Written exercise: Go through the listing and write out all of it exactly.
--------------------------------
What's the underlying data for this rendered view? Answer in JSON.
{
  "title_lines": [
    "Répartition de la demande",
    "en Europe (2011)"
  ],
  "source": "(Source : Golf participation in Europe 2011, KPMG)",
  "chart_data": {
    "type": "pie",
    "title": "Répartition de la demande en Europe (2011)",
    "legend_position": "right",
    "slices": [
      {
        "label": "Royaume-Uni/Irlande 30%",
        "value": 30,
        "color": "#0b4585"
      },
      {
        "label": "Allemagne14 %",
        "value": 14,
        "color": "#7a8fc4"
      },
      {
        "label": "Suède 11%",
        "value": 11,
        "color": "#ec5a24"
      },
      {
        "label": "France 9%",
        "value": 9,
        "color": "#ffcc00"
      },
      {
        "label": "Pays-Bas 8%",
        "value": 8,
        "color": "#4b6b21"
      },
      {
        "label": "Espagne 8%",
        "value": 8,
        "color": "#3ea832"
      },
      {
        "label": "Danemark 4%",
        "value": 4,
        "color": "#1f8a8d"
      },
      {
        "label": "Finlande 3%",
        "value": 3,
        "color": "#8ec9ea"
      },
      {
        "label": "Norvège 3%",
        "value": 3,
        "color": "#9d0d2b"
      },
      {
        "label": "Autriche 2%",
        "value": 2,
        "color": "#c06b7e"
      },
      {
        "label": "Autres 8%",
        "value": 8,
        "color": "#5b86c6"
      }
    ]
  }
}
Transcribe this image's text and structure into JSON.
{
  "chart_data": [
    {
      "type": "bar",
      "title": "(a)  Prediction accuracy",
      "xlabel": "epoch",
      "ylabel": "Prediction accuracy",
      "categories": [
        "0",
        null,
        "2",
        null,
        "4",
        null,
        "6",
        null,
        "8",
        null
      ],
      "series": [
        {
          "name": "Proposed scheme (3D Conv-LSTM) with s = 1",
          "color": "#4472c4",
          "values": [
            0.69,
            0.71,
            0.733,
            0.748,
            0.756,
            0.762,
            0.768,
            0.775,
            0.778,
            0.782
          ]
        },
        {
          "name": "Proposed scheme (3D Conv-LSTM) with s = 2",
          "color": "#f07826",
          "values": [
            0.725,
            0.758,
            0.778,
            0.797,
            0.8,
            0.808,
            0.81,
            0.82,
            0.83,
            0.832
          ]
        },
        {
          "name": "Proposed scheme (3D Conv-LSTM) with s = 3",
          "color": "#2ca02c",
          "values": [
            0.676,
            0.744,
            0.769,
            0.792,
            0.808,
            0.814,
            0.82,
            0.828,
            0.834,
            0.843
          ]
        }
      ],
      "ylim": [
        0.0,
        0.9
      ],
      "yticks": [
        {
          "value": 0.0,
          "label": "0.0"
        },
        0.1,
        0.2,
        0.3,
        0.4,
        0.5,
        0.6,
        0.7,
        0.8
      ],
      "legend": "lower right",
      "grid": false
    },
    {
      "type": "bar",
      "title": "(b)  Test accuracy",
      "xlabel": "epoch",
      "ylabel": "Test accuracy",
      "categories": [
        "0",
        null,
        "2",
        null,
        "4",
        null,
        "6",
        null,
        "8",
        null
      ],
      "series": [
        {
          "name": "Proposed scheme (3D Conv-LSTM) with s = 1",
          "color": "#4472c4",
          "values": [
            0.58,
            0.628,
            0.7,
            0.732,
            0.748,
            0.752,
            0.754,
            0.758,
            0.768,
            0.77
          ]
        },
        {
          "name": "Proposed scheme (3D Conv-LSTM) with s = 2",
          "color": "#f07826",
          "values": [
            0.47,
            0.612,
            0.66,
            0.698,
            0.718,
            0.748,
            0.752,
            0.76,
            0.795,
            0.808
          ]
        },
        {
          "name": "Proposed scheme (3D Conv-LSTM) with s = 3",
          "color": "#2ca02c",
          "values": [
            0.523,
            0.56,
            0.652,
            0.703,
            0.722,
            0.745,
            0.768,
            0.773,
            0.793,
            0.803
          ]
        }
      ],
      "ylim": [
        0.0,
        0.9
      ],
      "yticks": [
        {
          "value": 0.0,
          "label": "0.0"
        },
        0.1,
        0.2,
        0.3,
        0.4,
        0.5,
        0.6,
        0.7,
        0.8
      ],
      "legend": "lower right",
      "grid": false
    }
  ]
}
--------------------------------
Answer to this task:
What's the underlying data for this rendered view? Answer in JSON.
{
  "title_lines": [
    "Répartition de la demande",
    "en Europe (2011)"
  ],
  "source": "(Source : Golf participation in Europe 2011, KPMG)",
  "chart_data": {
    "type": "pie",
    "title": "Répartition de la demande en Europe (2011)",
    "legend_position": "right",
    "slices": [
      {
        "label": "Royaume-Uni/Irlande 30%",
        "value": 30,
        "color": "#0b4585"
      },
      {
        "label": "Allemagne14 %",
        "value": 14,
        "color": "#7a8fc4"
      },
      {
        "label": "Suède 11%",
        "value": 11,
        "color": "#ec5a24"
      },
      {
        "label": "France 9%",
        "value": 9,
        "color": "#ffcc00"
      },
      {
        "label": "Pays-Bas 8%",
        "value": 8,
        "color": "#4b6b21"
      },
      {
        "label": "Espagne 8%",
        "value": 8,
        "color": "#3ea832"
      },
      {
        "label": "Danemark 4%",
        "value": 4,
        "color": "#1f8a8d"
      },
      {
        "label": "Finlande 3%",
        "value": 3,
        "color": "#8ec9ea"
      },
      {
        "label": "Norvège 3%",
        "value": 3,
        "color": "#9d0d2b"
      },
      {
        "label": "Autriche 2%",
        "value": 2,
        "color": "#c06b7e"
      },
      {
        "label": "Autres 8%",
        "value": 8,
        "color": "#5b86c6"
      }
    ]
  }
}
Transcribe this image's text and structure into JSON.
{
  "chart_data": [
    {
      "type": "bar",
      "title": "(a)  Prediction accuracy",
      "xlabel": "epoch",
      "ylabel": "Prediction accuracy",
      "categories": [
        "0",
        null,
        "2",
        null,
        "4",
        null,
        "6",
        null,
        "8",
        null
      ],
      "series": [
        {
          "name": "Proposed scheme (3D Conv-LSTM) with s = 1",
          "color": "#4472c4",
          "values": [
            0.69,
            0.71,
            0.733,
            0.748,
            0.756,
            0.762,
            0.768,
            0.775,
            0.778,
            0.782
          ]
        },
        {
          "name": "Proposed scheme (3D Conv-LSTM) with s = 2",
          "color": "#f07826",
          "values": [
            0.725,
            0.758,
            0.778,
            0.797,
            0.8,
            0.808,
            0.81,
            0.82,
            0.83,
            0.832
          ]
        },
        {
          "name": "Proposed scheme (3D Conv-LSTM) with s = 3",
          "color": "#2ca02c",
          "values": [
            0.676,
            0.744,
            0.769,
            0.792,
            0.808,
            0.814,
            0.82,
            0.828,
            0.834,
            0.843
          ]
        }
      ],
      "ylim": [
        0.0,
        0.9
      ],
      "yticks": [
        {
          "value": 0.0,
          "label": "0.0"
        },
        0.1,
        0.2,
        0.3,
        0.4,
        0.5,
        0.6,
        0.7,
        0.8
      ],
      "legend": "lower right",
      "grid": false
    },
    {
      "type": "bar",
      "title": "(b)  Test accuracy",
      "xlabel": "epoch",
      "ylabel": "Test accuracy",
      "categories": [
        "0",
        null,
        "2",
        null,
        "4",
        null,
        "6",
        null,
        "8",
        null
      ],
      "series": [
        {
          "name": "Proposed scheme (3D Conv-LSTM) with s = 1",
          "color": "#4472c4",
          "values": [
            0.58,
            0.628,
            0.7,
            0.732,
            0.748,
            0.752,
            0.754,
            0.758,
            0.768,
            0.77
          ]
        },
        {
          "name": "Proposed scheme (3D Conv-LSTM) with s = 2",
          "color": "#f07826",
          "values": [
            0.47,
            0.612,
            0.66,
            0.698,
            0.718,
            0.748,
            0.752,
            0.76,
            0.795,
            0.808
          ]
        },
        {
          "name": "Proposed scheme (3D Conv-LSTM) with s = 3",
          "color": "#2ca02c",
          "values": [
            0.523,
            0.56,
            0.652,
            0.703,
            0.722,
            0.745,
            0.768,
            0.773,
            0.793,
            0.803
          ]
        }
      ],
      "ylim": [
        0.0,
        0.9
      ],
      "yticks": [
        {
          "value": 0.0,
          "label": "0.0"
        },
        0.1,
        0.2,
        0.3,
        0.4,
        0.5,
        0.6,
        0.7,
        0.8
      ],
      "legend": "lower right",
      "grid": false
    }
  ]
}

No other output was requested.